**Short exercise**.
Scan the following material for the string "JSON" and copy each line in which it appears.

>> START Material provided

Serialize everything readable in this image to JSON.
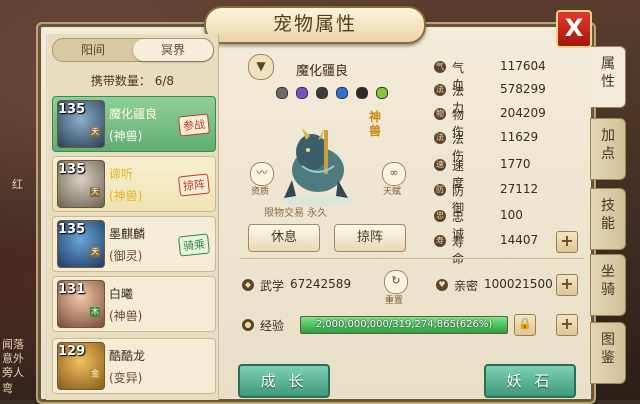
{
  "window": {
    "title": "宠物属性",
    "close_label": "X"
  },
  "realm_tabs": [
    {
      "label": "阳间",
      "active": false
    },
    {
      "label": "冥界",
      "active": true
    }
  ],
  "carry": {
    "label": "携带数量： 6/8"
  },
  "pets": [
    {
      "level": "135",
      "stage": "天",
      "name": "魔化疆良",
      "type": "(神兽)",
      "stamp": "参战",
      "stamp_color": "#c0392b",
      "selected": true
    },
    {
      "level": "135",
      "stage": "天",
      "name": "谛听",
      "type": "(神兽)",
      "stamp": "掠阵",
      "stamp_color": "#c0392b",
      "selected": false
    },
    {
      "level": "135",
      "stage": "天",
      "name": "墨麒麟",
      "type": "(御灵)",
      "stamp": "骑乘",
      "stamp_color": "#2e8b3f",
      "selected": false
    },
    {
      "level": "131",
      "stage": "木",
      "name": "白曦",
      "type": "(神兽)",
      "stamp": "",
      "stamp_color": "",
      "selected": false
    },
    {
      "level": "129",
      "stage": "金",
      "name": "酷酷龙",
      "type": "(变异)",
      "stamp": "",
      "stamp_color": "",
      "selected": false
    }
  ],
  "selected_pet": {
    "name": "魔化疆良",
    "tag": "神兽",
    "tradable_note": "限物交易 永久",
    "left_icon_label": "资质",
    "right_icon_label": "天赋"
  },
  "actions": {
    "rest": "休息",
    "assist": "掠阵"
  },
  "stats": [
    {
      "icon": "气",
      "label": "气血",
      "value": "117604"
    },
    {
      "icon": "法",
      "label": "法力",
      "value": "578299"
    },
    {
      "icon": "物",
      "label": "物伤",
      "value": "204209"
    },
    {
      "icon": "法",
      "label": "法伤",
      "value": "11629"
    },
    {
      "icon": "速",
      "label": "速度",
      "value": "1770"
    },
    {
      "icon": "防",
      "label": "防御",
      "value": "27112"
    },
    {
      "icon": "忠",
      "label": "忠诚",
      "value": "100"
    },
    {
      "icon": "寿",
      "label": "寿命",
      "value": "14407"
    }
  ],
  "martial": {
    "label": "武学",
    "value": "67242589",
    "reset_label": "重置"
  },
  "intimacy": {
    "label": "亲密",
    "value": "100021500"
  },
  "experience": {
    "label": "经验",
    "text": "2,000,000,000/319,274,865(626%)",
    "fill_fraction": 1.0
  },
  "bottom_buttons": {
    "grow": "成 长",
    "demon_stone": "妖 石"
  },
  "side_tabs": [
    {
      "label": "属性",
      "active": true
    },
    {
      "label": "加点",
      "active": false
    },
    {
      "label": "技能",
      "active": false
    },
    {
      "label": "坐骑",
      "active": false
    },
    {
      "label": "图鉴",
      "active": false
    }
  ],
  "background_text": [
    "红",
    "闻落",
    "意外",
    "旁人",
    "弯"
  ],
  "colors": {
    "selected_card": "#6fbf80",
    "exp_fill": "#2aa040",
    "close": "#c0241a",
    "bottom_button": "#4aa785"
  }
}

>> END Material provided
>> START Material provided

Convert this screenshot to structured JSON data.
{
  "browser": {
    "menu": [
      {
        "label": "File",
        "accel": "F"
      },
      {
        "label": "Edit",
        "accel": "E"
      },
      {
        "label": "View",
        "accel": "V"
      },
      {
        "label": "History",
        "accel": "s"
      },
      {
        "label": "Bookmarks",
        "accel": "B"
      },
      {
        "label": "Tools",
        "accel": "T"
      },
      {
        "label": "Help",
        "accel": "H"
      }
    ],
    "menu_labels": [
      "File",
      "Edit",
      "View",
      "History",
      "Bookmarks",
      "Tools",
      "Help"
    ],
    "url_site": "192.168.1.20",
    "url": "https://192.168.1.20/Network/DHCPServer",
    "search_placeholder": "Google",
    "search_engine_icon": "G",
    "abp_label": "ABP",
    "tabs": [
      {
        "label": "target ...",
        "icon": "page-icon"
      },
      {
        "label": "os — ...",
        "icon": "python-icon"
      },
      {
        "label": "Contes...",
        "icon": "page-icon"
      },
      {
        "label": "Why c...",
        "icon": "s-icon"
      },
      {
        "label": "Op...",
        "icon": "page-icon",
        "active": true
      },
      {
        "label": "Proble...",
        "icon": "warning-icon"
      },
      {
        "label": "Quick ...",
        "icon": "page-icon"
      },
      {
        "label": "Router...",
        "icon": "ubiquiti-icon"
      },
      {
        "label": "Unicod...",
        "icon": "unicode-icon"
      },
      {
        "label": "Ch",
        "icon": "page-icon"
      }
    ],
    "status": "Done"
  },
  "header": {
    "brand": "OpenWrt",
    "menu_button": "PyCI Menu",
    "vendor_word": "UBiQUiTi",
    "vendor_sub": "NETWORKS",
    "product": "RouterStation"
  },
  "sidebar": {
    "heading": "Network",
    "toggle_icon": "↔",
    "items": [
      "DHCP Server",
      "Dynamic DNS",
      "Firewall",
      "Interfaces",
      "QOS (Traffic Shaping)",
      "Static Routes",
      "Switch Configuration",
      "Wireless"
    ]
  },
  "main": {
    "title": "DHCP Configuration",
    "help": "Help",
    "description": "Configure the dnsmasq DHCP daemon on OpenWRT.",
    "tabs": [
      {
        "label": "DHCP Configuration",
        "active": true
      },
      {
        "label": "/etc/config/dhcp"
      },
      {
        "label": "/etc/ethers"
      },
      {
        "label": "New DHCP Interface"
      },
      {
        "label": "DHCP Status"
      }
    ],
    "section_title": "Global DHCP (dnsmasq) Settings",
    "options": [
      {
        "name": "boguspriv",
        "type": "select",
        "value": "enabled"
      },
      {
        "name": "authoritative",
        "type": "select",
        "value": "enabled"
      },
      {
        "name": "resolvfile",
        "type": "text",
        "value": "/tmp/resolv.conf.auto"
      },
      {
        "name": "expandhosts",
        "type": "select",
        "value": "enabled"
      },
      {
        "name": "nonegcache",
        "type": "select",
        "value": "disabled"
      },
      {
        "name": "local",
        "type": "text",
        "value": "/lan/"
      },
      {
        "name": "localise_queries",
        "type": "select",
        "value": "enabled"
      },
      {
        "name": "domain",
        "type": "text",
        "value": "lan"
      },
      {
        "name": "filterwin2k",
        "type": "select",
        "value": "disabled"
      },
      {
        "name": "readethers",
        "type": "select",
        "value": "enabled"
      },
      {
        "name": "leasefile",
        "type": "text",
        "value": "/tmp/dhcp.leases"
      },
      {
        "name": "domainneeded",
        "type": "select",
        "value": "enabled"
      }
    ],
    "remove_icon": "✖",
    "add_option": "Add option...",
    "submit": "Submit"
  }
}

>> END Material provided

**Response**.
Serialize everything readable in this image to JSON.
Convert this screenshot to structured JSON data.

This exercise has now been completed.